Collect all lines from the records below that include the word "document".

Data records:

-- BEGIN --

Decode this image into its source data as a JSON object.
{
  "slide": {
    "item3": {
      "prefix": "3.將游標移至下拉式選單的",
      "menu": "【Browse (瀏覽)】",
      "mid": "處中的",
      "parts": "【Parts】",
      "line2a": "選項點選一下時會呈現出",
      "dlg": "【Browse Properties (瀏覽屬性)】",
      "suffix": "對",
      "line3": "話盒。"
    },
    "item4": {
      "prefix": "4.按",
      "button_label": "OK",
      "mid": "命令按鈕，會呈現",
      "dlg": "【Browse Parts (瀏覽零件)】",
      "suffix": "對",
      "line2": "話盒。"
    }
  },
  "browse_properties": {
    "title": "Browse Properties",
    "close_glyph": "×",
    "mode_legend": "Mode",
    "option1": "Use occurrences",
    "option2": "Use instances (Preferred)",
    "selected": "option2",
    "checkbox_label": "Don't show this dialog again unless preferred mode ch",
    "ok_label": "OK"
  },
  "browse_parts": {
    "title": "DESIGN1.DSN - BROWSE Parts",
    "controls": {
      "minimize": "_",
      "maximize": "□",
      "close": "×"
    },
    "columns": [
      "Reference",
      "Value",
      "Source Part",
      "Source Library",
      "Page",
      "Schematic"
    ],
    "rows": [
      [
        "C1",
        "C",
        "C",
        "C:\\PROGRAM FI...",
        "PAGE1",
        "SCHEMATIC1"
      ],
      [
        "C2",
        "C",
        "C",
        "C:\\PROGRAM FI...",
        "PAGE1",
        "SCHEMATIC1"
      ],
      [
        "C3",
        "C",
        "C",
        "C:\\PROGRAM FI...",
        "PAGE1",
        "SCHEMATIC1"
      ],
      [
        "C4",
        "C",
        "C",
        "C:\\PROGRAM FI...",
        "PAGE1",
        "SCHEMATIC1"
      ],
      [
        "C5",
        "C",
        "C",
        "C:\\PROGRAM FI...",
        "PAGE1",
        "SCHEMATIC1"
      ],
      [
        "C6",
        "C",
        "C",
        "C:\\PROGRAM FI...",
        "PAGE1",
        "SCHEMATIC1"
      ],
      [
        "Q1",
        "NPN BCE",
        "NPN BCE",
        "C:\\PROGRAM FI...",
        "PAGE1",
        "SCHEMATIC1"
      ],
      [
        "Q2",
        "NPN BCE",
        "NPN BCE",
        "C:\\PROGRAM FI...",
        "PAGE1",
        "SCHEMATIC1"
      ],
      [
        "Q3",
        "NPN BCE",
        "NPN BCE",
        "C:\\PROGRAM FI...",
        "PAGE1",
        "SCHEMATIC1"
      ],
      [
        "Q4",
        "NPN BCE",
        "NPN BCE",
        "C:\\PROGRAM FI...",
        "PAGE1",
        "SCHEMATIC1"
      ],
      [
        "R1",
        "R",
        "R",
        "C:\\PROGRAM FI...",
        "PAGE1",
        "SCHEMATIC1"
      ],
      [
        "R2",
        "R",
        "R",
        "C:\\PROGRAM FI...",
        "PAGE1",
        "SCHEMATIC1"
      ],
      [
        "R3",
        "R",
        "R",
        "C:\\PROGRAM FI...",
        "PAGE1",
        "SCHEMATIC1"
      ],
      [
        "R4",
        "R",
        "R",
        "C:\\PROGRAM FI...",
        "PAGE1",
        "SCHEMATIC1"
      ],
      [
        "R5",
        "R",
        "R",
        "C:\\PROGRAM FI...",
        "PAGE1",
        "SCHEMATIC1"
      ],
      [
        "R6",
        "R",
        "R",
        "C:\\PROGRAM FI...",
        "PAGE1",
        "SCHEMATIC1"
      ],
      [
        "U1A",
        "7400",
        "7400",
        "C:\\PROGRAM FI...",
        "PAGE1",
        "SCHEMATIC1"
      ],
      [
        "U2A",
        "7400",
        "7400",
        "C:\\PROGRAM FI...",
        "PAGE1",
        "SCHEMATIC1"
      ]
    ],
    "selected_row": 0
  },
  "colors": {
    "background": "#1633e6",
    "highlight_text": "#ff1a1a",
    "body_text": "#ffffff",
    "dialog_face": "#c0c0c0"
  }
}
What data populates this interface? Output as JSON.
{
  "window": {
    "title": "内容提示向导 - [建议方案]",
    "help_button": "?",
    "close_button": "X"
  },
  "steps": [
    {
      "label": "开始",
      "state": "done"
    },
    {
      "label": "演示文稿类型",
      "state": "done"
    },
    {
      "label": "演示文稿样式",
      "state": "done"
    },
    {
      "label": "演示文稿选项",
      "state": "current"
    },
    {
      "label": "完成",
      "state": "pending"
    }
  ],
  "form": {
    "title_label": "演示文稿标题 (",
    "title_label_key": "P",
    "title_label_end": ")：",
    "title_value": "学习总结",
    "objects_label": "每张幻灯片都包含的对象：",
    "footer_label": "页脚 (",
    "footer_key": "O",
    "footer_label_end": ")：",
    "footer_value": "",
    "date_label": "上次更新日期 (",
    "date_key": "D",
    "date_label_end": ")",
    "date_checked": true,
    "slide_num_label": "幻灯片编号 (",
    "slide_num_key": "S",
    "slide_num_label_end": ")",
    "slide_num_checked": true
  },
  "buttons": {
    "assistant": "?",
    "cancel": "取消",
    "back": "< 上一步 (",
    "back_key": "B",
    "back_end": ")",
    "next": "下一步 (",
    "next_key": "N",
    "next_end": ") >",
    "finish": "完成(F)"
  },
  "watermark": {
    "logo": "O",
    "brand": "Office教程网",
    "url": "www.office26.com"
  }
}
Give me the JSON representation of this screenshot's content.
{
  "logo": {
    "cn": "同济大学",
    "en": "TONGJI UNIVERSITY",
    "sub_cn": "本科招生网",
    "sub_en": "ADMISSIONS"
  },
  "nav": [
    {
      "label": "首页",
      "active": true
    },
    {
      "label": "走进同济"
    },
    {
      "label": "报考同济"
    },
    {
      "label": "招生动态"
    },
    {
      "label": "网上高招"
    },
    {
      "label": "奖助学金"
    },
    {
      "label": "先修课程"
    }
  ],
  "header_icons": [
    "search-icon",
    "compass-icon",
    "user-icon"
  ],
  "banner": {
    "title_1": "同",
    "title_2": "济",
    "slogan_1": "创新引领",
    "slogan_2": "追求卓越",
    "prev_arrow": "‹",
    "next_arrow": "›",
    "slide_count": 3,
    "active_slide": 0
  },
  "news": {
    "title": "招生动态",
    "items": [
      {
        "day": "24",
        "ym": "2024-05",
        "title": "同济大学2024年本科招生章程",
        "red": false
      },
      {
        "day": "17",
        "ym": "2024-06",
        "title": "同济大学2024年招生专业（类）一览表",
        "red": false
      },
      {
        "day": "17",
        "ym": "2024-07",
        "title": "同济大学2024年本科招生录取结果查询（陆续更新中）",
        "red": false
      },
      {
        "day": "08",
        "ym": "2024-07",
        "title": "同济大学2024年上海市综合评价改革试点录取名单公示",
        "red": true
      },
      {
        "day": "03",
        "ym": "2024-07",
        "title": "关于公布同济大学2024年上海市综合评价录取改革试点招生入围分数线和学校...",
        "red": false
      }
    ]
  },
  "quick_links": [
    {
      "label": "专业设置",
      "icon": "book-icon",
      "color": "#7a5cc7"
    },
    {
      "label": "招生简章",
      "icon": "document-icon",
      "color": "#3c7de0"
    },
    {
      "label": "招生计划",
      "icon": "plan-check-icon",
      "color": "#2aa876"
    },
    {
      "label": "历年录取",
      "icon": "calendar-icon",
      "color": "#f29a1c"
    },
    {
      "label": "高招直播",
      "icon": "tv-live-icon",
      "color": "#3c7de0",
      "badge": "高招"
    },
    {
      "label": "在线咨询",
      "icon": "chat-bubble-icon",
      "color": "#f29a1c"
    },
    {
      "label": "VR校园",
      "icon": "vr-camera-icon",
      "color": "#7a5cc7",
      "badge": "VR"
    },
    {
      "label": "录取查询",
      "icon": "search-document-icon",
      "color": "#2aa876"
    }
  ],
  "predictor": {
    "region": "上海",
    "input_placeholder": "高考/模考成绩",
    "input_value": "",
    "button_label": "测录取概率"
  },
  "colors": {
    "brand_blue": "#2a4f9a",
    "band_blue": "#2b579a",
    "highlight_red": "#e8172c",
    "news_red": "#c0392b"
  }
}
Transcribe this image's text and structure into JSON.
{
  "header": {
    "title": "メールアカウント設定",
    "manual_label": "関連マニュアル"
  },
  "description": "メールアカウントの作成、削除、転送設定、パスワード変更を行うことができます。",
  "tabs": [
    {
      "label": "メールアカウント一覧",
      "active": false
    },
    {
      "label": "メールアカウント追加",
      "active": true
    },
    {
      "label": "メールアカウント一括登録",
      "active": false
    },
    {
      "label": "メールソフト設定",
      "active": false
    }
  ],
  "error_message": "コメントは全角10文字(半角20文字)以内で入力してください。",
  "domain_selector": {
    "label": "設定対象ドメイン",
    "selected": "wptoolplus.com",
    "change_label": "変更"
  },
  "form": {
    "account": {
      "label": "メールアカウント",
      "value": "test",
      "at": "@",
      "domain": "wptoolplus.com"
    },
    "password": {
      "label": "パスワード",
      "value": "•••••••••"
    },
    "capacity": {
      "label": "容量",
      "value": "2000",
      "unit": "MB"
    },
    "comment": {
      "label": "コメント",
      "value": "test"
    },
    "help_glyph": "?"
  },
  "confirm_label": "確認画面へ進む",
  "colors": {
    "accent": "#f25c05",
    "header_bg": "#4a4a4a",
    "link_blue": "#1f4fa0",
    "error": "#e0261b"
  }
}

-- END --

- **RESULT BELOW**
      "icon": "document-icon",
      "icon": "search-document-icon",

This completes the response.